**WHAT IS BEING ASKED**
Below is a listing to transcribe in full and exactly; keep the pictures out.
[begin SUPPLIED RECORDS]
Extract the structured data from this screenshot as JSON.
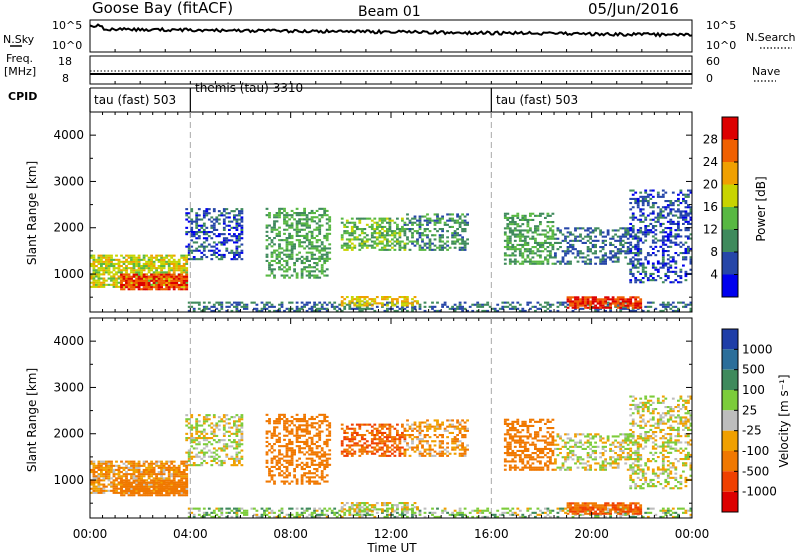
{
  "header": {
    "station": "Goose Bay (fitACF)",
    "beam": "Beam 01",
    "date": "05/Jun/2016"
  },
  "sky_panel": {
    "left_label": "N.Sky",
    "left_ticks": [
      "10^5",
      "10^0"
    ],
    "right_ticks": [
      "10^5",
      "10^0"
    ],
    "right_label": "N.Search"
  },
  "freq_panel": {
    "left_label_1": "Freq.",
    "left_label_2": "[MHz]",
    "left_ticks": [
      "18",
      "8"
    ],
    "right_ticks": [
      "60",
      "0"
    ],
    "right_label": "Nave"
  },
  "cpid_panel": {
    "label": "CPID",
    "modes": [
      {
        "text": "tau (fast) 503",
        "start_hour": 0
      },
      {
        "text": "themis (tau) 3310",
        "start_hour": 4
      },
      {
        "text": "tau (fast) 503",
        "start_hour": 16
      }
    ]
  },
  "axes": {
    "x_ticks": [
      "00:00",
      "04:00",
      "08:00",
      "12:00",
      "16:00",
      "20:00",
      "00:00"
    ],
    "x_label": "Time UT",
    "y_label": "Slant Range [km]",
    "y_ticks": [
      "1000",
      "2000",
      "3000",
      "4000"
    ]
  },
  "power_colorbar": {
    "title": "Power [dB]",
    "ticks": [
      "4",
      "8",
      "12",
      "16",
      "20",
      "24",
      "28"
    ],
    "colors": [
      "#0000ee",
      "#2646a8",
      "#3f8a5c",
      "#58b842",
      "#c8d400",
      "#f0a000",
      "#f06000",
      "#dd0000"
    ]
  },
  "velocity_colorbar": {
    "title": "Velocity [m s⁻¹]",
    "ticks": [
      "1000",
      "500",
      "100",
      "25",
      "-25",
      "-100",
      "-500",
      "-1000"
    ],
    "colors": [
      "#1f3ea8",
      "#2b6e9a",
      "#3f8a5c",
      "#7ccc3a",
      "#bdbdbd",
      "#f0a000",
      "#f07800",
      "#f04000",
      "#dd0000"
    ]
  },
  "chart_data": {
    "type": "heatmap",
    "title": "Goose Bay (fitACF)  Beam 01  05/Jun/2016",
    "xlabel": "Time UT",
    "ylabel": "Slant Range [km]",
    "xlim": [
      0,
      24
    ],
    "ylim": [
      180,
      4500
    ],
    "panels": [
      "Power [dB]",
      "Velocity [m s⁻¹]"
    ],
    "scatter_regions": [
      {
        "t0": 0.0,
        "t1": 3.9,
        "r0": 700,
        "r1": 1400,
        "power": 18,
        "velocity": -100,
        "density": 0.75
      },
      {
        "t0": 1.2,
        "t1": 3.9,
        "r0": 650,
        "r1": 1000,
        "power": 28,
        "velocity": -300,
        "density": 0.8
      },
      {
        "t0": 3.8,
        "t1": 6.0,
        "r0": 1300,
        "r1": 2400,
        "power": 6,
        "velocity": 0,
        "density": 0.45
      },
      {
        "t0": 7.0,
        "t1": 9.5,
        "r0": 900,
        "r1": 2400,
        "power": 12,
        "velocity": -300,
        "density": 0.45
      },
      {
        "t0": 10.0,
        "t1": 12.5,
        "r0": 1500,
        "r1": 2200,
        "power": 14,
        "velocity": -500,
        "density": 0.5
      },
      {
        "t0": 12.5,
        "t1": 15.0,
        "r0": 1500,
        "r1": 2300,
        "power": 10,
        "velocity": -100,
        "density": 0.4
      },
      {
        "t0": 16.5,
        "t1": 18.5,
        "r0": 1200,
        "r1": 2300,
        "power": 12,
        "velocity": -300,
        "density": 0.5
      },
      {
        "t0": 18.5,
        "t1": 22.0,
        "r0": 1200,
        "r1": 2000,
        "power": 8,
        "velocity": 0,
        "density": 0.4
      },
      {
        "t0": 21.5,
        "t1": 24.0,
        "r0": 800,
        "r1": 2800,
        "power": 6,
        "velocity": 0,
        "density": 0.4
      },
      {
        "t0": 3.9,
        "t1": 24.0,
        "r0": 180,
        "r1": 400,
        "power": 8,
        "velocity": 50,
        "density": 0.4
      },
      {
        "t0": 19.0,
        "t1": 22.0,
        "r0": 250,
        "r1": 500,
        "power": 28,
        "velocity": -500,
        "density": 0.8
      },
      {
        "t0": 10.0,
        "t1": 13.0,
        "r0": 300,
        "r1": 500,
        "power": 20,
        "velocity": 0,
        "density": 0.6
      }
    ]
  }
}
[end SUPPLIED RECORDS]
**WRITTEN RESPONSE**
Extract the structured data from this screenshot as JSON.
{
  "header": {
    "station": "Goose Bay (fitACF)",
    "beam": "Beam 01",
    "date": "05/Jun/2016"
  },
  "sky_panel": {
    "left_label": "N.Sky",
    "left_ticks": [
      "10^5",
      "10^0"
    ],
    "right_ticks": [
      "10^5",
      "10^0"
    ],
    "right_label": "N.Search"
  },
  "freq_panel": {
    "left_label_1": "Freq.",
    "left_label_2": "[MHz]",
    "left_ticks": [
      "18",
      "8"
    ],
    "right_ticks": [
      "60",
      "0"
    ],
    "right_label": "Nave"
  },
  "cpid_panel": {
    "label": "CPID",
    "modes": [
      {
        "text": "tau (fast) 503",
        "start_hour": 0
      },
      {
        "text": "themis (tau) 3310",
        "start_hour": 4
      },
      {
        "text": "tau (fast) 503",
        "start_hour": 16
      }
    ]
  },
  "axes": {
    "x_ticks": [
      "00:00",
      "04:00",
      "08:00",
      "12:00",
      "16:00",
      "20:00",
      "00:00"
    ],
    "x_label": "Time UT",
    "y_label": "Slant Range [km]",
    "y_ticks": [
      "1000",
      "2000",
      "3000",
      "4000"
    ]
  },
  "power_colorbar": {
    "title": "Power [dB]",
    "ticks": [
      "4",
      "8",
      "12",
      "16",
      "20",
      "24",
      "28"
    ],
    "colors": [
      "#0000ee",
      "#2646a8",
      "#3f8a5c",
      "#58b842",
      "#c8d400",
      "#f0a000",
      "#f06000",
      "#dd0000"
    ]
  },
  "velocity_colorbar": {
    "title": "Velocity [m s⁻¹]",
    "ticks": [
      "1000",
      "500",
      "100",
      "25",
      "-25",
      "-100",
      "-500",
      "-1000"
    ],
    "colors": [
      "#1f3ea8",
      "#2b6e9a",
      "#3f8a5c",
      "#7ccc3a",
      "#bdbdbd",
      "#f0a000",
      "#f07800",
      "#f04000",
      "#dd0000"
    ]
  },
  "chart_data": {
    "type": "heatmap",
    "title": "Goose Bay (fitACF)  Beam 01  05/Jun/2016",
    "xlabel": "Time UT",
    "ylabel": "Slant Range [km]",
    "xlim": [
      0,
      24
    ],
    "ylim": [
      180,
      4500
    ],
    "panels": [
      "Power [dB]",
      "Velocity [m s⁻¹]"
    ],
    "scatter_regions": [
      {
        "t0": 0.0,
        "t1": 3.9,
        "r0": 700,
        "r1": 1400,
        "power": 18,
        "velocity": -100,
        "density": 0.75
      },
      {
        "t0": 1.2,
        "t1": 3.9,
        "r0": 650,
        "r1": 1000,
        "power": 28,
        "velocity": -300,
        "density": 0.8
      },
      {
        "t0": 3.8,
        "t1": 6.0,
        "r0": 1300,
        "r1": 2400,
        "power": 6,
        "velocity": 0,
        "density": 0.45
      },
      {
        "t0": 7.0,
        "t1": 9.5,
        "r0": 900,
        "r1": 2400,
        "power": 12,
        "velocity": -300,
        "density": 0.45
      },
      {
        "t0": 10.0,
        "t1": 12.5,
        "r0": 1500,
        "r1": 2200,
        "power": 14,
        "velocity": -500,
        "density": 0.5
      },
      {
        "t0": 12.5,
        "t1": 15.0,
        "r0": 1500,
        "r1": 2300,
        "power": 10,
        "velocity": -100,
        "density": 0.4
      },
      {
        "t0": 16.5,
        "t1": 18.5,
        "r0": 1200,
        "r1": 2300,
        "power": 12,
        "velocity": -300,
        "density": 0.5
      },
      {
        "t0": 18.5,
        "t1": 22.0,
        "r0": 1200,
        "r1": 2000,
        "power": 8,
        "velocity": 0,
        "density": 0.4
      },
      {
        "t0": 21.5,
        "t1": 24.0,
        "r0": 800,
        "r1": 2800,
        "power": 6,
        "velocity": 0,
        "density": 0.4
      },
      {
        "t0": 3.9,
        "t1": 24.0,
        "r0": 180,
        "r1": 400,
        "power": 8,
        "velocity": 50,
        "density": 0.4
      },
      {
        "t0": 19.0,
        "t1": 22.0,
        "r0": 250,
        "r1": 500,
        "power": 28,
        "velocity": -500,
        "density": 0.8
      },
      {
        "t0": 10.0,
        "t1": 13.0,
        "r0": 300,
        "r1": 500,
        "power": 20,
        "velocity": 0,
        "density": 0.6
      }
    ]
  }
}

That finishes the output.